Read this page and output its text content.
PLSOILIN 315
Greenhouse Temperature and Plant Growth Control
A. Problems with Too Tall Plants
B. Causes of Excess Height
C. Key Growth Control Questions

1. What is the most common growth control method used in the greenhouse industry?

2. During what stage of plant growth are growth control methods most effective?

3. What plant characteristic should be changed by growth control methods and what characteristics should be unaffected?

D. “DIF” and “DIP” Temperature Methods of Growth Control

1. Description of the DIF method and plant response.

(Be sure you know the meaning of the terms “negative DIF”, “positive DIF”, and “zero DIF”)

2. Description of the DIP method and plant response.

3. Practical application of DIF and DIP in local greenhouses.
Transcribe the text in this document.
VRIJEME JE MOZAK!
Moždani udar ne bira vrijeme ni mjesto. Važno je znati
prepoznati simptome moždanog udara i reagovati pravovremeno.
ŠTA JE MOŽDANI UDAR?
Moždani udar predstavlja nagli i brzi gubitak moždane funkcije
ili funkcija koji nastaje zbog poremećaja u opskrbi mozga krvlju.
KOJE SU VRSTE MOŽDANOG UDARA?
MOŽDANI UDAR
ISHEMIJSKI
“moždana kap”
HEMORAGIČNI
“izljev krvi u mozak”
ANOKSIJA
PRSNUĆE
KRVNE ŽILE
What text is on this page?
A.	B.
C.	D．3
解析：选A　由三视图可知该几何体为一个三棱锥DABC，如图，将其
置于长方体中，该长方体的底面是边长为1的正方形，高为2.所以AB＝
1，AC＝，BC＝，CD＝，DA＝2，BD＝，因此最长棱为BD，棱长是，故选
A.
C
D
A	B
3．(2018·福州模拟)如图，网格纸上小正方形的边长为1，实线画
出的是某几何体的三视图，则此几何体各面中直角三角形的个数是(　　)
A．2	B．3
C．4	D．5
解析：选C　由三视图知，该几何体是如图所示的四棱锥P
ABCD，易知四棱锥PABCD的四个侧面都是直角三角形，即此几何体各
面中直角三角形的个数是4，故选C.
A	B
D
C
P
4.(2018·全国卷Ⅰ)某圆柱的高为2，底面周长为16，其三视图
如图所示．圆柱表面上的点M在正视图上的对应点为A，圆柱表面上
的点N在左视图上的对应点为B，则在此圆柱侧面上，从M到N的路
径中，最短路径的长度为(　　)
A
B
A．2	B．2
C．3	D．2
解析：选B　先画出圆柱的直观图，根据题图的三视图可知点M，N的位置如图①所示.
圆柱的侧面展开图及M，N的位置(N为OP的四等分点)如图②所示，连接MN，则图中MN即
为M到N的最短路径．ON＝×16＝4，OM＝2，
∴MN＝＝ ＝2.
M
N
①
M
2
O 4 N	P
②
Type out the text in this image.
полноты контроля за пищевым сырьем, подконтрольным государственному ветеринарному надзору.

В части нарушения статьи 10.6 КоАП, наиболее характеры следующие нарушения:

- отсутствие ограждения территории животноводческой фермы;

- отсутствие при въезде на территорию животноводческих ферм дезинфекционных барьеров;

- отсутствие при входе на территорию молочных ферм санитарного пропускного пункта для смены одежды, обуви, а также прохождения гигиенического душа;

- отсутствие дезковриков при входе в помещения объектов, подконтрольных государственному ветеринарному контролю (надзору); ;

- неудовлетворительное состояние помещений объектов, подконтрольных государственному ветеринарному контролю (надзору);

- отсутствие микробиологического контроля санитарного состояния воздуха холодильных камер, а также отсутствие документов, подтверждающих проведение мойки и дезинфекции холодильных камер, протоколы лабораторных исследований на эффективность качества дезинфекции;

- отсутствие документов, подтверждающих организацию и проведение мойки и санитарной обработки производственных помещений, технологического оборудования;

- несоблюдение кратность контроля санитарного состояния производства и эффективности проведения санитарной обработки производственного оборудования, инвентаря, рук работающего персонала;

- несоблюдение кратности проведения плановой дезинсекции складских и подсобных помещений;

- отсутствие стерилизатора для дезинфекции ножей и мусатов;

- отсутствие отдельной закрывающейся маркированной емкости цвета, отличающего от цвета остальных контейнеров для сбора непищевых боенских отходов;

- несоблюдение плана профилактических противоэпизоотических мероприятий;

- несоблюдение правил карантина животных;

== Task statement ==
Show every line from the entries above in which "ветеринарному" appears.

== Problem solution ==
полноты контроля за пищевым сырьем, подконтрольным государственному ветеринарному надзору.
- отсутствие дезковриков при входе в помещения объектов, подконтрольных государственному ветеринарному контролю (надзору); ;
- неудовлетворительное состояние помещений объектов, подконтрольных государственному ветеринарному контролю (надзору);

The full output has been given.